[Task description] Output all of the entries exactly as written.
'''
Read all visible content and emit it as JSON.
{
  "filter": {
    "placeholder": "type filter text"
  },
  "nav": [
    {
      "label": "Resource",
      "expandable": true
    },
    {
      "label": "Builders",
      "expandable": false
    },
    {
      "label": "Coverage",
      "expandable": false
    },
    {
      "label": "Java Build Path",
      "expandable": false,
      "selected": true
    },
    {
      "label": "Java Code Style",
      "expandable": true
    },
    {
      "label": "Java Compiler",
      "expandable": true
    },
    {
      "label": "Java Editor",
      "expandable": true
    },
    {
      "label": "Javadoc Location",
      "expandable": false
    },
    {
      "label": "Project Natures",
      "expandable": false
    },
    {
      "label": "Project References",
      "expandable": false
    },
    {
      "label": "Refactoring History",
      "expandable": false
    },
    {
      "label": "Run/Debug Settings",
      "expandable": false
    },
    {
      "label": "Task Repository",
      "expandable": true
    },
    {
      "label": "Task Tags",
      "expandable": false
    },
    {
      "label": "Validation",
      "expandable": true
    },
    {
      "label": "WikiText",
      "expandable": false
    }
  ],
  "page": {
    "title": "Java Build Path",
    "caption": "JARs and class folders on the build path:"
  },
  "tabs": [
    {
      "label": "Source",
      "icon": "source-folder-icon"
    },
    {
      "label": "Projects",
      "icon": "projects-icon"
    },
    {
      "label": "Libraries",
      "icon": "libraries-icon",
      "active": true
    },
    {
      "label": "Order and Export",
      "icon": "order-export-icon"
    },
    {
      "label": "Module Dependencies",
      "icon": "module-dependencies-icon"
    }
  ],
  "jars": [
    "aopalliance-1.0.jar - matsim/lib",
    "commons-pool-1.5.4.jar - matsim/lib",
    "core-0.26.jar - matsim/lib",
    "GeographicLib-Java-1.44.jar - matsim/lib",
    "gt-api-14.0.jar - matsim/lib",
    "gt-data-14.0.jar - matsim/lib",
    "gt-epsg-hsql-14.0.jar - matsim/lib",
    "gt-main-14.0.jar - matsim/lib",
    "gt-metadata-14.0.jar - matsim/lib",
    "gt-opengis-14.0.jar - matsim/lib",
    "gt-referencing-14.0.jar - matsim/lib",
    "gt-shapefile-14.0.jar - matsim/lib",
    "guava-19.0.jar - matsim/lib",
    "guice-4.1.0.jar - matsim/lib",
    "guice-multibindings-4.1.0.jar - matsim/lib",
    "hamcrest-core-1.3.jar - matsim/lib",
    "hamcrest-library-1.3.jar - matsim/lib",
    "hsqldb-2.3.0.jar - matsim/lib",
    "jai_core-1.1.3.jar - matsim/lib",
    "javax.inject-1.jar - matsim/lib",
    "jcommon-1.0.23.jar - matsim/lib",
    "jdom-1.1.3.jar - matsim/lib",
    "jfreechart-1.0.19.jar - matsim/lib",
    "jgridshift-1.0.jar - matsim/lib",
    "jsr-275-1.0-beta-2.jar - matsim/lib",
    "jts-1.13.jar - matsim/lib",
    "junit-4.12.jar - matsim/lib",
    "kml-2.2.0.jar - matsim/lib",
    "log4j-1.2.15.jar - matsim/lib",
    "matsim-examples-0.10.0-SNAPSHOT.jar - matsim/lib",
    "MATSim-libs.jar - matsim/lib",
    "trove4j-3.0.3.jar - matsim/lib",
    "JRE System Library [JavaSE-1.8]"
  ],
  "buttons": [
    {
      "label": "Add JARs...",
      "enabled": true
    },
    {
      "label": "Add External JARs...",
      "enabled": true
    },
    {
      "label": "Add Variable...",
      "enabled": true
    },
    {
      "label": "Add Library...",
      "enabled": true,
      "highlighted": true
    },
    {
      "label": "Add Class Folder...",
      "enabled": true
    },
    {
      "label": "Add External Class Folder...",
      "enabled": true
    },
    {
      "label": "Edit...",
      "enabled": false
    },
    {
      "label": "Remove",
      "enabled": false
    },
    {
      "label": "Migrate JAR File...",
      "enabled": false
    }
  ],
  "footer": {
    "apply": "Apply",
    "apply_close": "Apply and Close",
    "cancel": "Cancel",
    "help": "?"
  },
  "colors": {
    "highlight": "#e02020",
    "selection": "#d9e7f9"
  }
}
'''
[Exercise answer]
Read all visible content and emit it as JSON.
{
  "filter": {
    "placeholder": "type filter text"
  },
  "nav": [
    {
      "label": "Resource",
      "expandable": true
    },
    {
      "label": "Builders",
      "expandable": false
    },
    {
      "label": "Coverage",
      "expandable": false
    },
    {
      "label": "Java Build Path",
      "expandable": false,
      "selected": true
    },
    {
      "label": "Java Code Style",
      "expandable": true
    },
    {
      "label": "Java Compiler",
      "expandable": true
    },
    {
      "label": "Java Editor",
      "expandable": true
    },
    {
      "label": "Javadoc Location",
      "expandable": false
    },
    {
      "label": "Project Natures",
      "expandable": false
    },
    {
      "label": "Project References",
      "expandable": false
    },
    {
      "label": "Refactoring History",
      "expandable": false
    },
    {
      "label": "Run/Debug Settings",
      "expandable": false
    },
    {
      "label": "Task Repository",
      "expandable": true
    },
    {
      "label": "Task Tags",
      "expandable": false
    },
    {
      "label": "Validation",
      "expandable": true
    },
    {
      "label": "WikiText",
      "expandable": false
    }
  ],
  "page": {
    "title": "Java Build Path",
    "caption": "JARs and class folders on the build path:"
  },
  "tabs": [
    {
      "label": "Source",
      "icon": "source-folder-icon"
    },
    {
      "label": "Projects",
      "icon": "projects-icon"
    },
    {
      "label": "Libraries",
      "icon": "libraries-icon",
      "active": true
    },
    {
      "label": "Order and Export",
      "icon": "order-export-icon"
    },
    {
      "label": "Module Dependencies",
      "icon": "module-dependencies-icon"
    }
  ],
  "jars": [
    "aopalliance-1.0.jar - matsim/lib",
    "commons-pool-1.5.4.jar - matsim/lib",
    "core-0.26.jar - matsim/lib",
    "GeographicLib-Java-1.44.jar - matsim/lib",
    "gt-api-14.0.jar - matsim/lib",
    "gt-data-14.0.jar - matsim/lib",
    "gt-epsg-hsql-14.0.jar - matsim/lib",
    "gt-main-14.0.jar - matsim/lib",
    "gt-metadata-14.0.jar - matsim/lib",
    "gt-opengis-14.0.jar - matsim/lib",
    "gt-referencing-14.0.jar - matsim/lib",
    "gt-shapefile-14.0.jar - matsim/lib",
    "guava-19.0.jar - matsim/lib",
    "guice-4.1.0.jar - matsim/lib",
    "guice-multibindings-4.1.0.jar - matsim/lib",
    "hamcrest-core-1.3.jar - matsim/lib",
    "hamcrest-library-1.3.jar - matsim/lib",
    "hsqldb-2.3.0.jar - matsim/lib",
    "jai_core-1.1.3.jar - matsim/lib",
    "javax.inject-1.jar - matsim/lib",
    "jcommon-1.0.23.jar - matsim/lib",
    "jdom-1.1.3.jar - matsim/lib",
    "jfreechart-1.0.19.jar - matsim/lib",
    "jgridshift-1.0.jar - matsim/lib",
    "jsr-275-1.0-beta-2.jar - matsim/lib",
    "jts-1.13.jar - matsim/lib",
    "junit-4.12.jar - matsim/lib",
    "kml-2.2.0.jar - matsim/lib",
    "log4j-1.2.15.jar - matsim/lib",
    "matsim-examples-0.10.0-SNAPSHOT.jar - matsim/lib",
    "MATSim-libs.jar - matsim/lib",
    "trove4j-3.0.3.jar - matsim/lib",
    "JRE System Library [JavaSE-1.8]"
  ],
  "buttons": [
    {
      "label": "Add JARs...",
      "enabled": true
    },
    {
      "label": "Add External JARs...",
      "enabled": true
    },
    {
      "label": "Add Variable...",
      "enabled": true
    },
    {
      "label": "Add Library...",
      "enabled": true,
      "highlighted": true
    },
    {
      "label": "Add Class Folder...",
      "enabled": true
    },
    {
      "label": "Add External Class Folder...",
      "enabled": true
    },
    {
      "label": "Edit...",
      "enabled": false
    },
    {
      "label": "Remove",
      "enabled": false
    },
    {
      "label": "Migrate JAR File...",
      "enabled": false
    }
  ],
  "footer": {
    "apply": "Apply",
    "apply_close": "Apply and Close",
    "cancel": "Cancel",
    "help": "?"
  },
  "colors": {
    "highlight": "#e02020",
    "selection": "#d9e7f9"
  }
}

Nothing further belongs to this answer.